**Text for analysis:**
=== Section Start ===
Does the description disclose side effects, auth requirements, rate limits, or destructive behavior?

With no annotations provided, the description carries the full burden of behavioral disclosure. It states the action ('List') but doesn't describe return format, pagination, rate limits, or error handling. For a tool with zero annotation coverage, this is a significant gap in transparency.

Agents need to know what a tool does to the world before calling it. Descriptions should go beyond structured annotations to explain consequences.

Conciseness5/5

Is the description appropriately sized, front-loaded, and free of redundancy?

The description is a single, efficient sentence with zero wasted words. It's front-loaded with the core purpose and appropriately sized for a simple list operation.

Shorter descriptions cost fewer tokens and are easier for agents to parse. Every sentence should earn its place.

Completeness3/5

Given the tool's complexity, does the description cover enough for an agent to succeed on first attempt?

For a simple list tool with one optional parameter and no output schema, the description is minimally adequate. However, it lacks details on return format or behavioral traits, which would be helpful given the absence of annotations and output schema.

Complex tools with many parameters or behaviors need more documentation. Simple tools need less. This dimension scales expectations accordingly.

Parameters3/5

Does the description clarify parameter syntax, constraints, interactions, or defaults beyond what the schema provides?
=== Section End ===
(Page layout parsing data)
=== Section Start ===
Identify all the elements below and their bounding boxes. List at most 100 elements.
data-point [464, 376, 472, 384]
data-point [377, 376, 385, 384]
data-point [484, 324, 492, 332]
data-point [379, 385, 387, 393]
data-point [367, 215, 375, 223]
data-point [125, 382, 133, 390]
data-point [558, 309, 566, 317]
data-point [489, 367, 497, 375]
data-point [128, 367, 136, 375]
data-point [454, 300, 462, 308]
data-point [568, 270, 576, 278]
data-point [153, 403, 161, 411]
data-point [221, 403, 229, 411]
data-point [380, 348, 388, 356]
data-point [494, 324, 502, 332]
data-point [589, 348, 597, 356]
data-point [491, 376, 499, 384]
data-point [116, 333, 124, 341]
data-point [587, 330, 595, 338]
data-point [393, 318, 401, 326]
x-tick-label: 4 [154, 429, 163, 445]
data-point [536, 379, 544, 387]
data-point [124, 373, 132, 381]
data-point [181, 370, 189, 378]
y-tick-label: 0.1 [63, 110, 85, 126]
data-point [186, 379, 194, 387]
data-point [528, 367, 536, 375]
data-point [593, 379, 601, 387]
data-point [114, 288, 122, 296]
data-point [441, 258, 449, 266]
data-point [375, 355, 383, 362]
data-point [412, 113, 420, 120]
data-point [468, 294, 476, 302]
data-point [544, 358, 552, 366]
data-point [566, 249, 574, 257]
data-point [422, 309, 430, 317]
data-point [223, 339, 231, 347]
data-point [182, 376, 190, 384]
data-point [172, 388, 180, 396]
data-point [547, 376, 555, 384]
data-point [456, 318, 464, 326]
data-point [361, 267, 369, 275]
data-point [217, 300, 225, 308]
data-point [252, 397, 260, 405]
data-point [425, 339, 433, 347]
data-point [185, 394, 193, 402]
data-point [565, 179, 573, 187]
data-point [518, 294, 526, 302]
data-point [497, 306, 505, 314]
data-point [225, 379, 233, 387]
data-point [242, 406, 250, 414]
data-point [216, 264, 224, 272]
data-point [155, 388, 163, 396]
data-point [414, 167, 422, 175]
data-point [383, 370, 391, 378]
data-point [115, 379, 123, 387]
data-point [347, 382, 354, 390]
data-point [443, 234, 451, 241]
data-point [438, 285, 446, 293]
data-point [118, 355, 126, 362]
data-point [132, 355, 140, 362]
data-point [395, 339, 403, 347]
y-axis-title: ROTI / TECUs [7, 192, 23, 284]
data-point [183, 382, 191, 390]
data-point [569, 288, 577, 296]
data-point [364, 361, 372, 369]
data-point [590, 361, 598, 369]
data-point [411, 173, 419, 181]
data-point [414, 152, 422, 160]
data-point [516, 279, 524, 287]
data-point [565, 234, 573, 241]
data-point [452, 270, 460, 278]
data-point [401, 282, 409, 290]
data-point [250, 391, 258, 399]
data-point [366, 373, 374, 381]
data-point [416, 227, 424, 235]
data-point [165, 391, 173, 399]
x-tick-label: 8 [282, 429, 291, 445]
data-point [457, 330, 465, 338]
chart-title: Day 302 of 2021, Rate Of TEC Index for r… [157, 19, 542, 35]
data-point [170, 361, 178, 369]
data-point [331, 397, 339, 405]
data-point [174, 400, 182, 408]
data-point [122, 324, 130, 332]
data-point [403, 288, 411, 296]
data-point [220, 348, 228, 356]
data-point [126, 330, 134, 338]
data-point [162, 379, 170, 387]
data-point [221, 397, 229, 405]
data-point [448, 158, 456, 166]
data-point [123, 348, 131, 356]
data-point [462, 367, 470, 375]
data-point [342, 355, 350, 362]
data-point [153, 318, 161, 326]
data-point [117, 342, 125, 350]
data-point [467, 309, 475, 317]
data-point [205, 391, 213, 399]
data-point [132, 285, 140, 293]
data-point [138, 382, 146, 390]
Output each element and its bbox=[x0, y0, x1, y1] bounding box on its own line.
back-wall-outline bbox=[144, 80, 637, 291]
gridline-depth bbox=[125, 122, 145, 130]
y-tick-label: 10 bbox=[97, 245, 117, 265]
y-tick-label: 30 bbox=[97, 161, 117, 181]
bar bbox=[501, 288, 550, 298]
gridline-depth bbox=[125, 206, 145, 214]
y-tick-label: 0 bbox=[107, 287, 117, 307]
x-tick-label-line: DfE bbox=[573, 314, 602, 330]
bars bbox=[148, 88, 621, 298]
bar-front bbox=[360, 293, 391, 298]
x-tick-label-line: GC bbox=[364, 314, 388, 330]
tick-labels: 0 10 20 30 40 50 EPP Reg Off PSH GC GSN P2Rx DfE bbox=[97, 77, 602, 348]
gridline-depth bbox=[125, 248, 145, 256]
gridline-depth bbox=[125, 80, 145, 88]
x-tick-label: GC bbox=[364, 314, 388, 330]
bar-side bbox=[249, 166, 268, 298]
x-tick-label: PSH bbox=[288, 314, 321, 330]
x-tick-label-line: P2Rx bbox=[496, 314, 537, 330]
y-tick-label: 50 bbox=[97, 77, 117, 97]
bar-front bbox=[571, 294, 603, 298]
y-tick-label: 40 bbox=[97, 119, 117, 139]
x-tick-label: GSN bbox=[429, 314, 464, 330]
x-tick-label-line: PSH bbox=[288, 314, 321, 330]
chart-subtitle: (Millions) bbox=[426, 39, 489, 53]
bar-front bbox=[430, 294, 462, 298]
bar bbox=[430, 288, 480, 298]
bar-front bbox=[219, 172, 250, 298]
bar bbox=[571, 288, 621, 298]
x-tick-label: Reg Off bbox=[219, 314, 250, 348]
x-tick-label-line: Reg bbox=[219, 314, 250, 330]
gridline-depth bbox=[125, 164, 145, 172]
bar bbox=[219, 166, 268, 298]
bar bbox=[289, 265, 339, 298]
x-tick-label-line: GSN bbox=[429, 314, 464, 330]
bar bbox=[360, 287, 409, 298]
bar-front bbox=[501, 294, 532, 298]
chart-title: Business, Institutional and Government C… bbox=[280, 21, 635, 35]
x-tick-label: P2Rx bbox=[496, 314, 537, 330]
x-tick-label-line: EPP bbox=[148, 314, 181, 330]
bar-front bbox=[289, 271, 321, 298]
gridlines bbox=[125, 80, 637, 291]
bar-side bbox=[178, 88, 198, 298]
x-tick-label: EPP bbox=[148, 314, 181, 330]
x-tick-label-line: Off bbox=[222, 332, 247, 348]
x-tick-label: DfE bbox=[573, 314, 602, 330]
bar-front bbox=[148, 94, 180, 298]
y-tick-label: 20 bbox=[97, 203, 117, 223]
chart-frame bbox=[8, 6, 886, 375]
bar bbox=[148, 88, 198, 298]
=== Section End ===
**What is being asked:** Continue the tool description review above from the point where it stops.

**Answer box:**
The input schema has 100% description coverage, so the schema fully documents the optional 'region' parameter. The description doesn't add any parameter details beyond what the schema provides, but the high coverage justifies the baseline score of 3.

Input schemas describe structure but not intent. Descriptions should explain non-obvious parameter relationships and valid value ranges.

Purpose4/5

Does the description clearly state what the tool does and how it differs from similar tools?

The description clearly states the verb ('List') and resource ('all available IANA timezones'), making the purpose unambiguous. However, it doesn't explicitly differentiate from sibling tools like 'convertTimezone' or 'getCurrentTime', which prevents a perfect score.

Agents choose between tools based on descriptions. A clear purpose with a specific verb and resource helps agents select the right tool.

Usage Guidelines2/5

Does the description explain when to use this tool, when not to, or what alternatives exist?

The description provides no guidance on when to use this tool versus alternatives like 'convertTimezone' or 'getCurrentTime'. It lacks any context about prerequisites, exclusions, or typical use cases, leaving the agent with minimal direction.

Agents often have multiple tools that could apply. Explicit usage guidance like "use X instead of Y when Z" prevents misuse.